AIM: Every record should be written out exactly, please.

Records from a collection of figures
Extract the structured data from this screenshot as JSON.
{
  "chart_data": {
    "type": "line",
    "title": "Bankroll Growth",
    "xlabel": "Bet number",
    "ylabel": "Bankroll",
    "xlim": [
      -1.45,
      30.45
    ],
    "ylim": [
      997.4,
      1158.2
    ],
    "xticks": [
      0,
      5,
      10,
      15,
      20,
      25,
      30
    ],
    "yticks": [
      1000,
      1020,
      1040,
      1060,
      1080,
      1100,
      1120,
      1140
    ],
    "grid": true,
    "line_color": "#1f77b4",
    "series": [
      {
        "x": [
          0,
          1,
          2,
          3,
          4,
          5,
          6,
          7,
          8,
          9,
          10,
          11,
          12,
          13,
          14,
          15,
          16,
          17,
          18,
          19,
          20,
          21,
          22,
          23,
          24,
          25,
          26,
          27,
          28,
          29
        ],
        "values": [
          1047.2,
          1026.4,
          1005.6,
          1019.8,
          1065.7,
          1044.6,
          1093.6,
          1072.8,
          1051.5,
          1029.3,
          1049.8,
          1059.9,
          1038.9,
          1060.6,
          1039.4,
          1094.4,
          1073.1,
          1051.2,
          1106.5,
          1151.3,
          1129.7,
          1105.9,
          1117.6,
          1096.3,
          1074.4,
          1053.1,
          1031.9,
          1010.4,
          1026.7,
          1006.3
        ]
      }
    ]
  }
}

SOLUTION FOR THIS EXERCISE:
Extract the structured data from this screenshot as JSON.
{
  "chart_data": {
    "type": "line",
    "title": "Bankroll Growth",
    "xlabel": "Bet number",
    "ylabel": "Bankroll",
    "xlim": [
      -1.45,
      30.45
    ],
    "ylim": [
      997.4,
      1158.2
    ],
    "xticks": [
      0,
      5,
      10,
      15,
      20,
      25,
      30
    ],
    "yticks": [
      1000,
      1020,
      1040,
      1060,
      1080,
      1100,
      1120,
      1140
    ],
    "grid": true,
    "line_color": "#1f77b4",
    "series": [
      {
        "x": [
          0,
          1,
          2,
          3,
          4,
          5,
          6,
          7,
          8,
          9,
          10,
          11,
          12,
          13,
          14,
          15,
          16,
          17,
          18,
          19,
          20,
          21,
          22,
          23,
          24,
          25,
          26,
          27,
          28,
          29
        ],
        "values": [
          1047.2,
          1026.4,
          1005.6,
          1019.8,
          1065.7,
          1044.6,
          1093.6,
          1072.8,
          1051.5,
          1029.3,
          1049.8,
          1059.9,
          1038.9,
          1060.6,
          1039.4,
          1094.4,
          1073.1,
          1051.2,
          1106.5,
          1151.3,
          1129.7,
          1105.9,
          1117.6,
          1096.3,
          1074.4,
          1053.1,
          1031.9,
          1010.4,
          1026.7,
          1006.3
        ]
      }
    ]
  }
}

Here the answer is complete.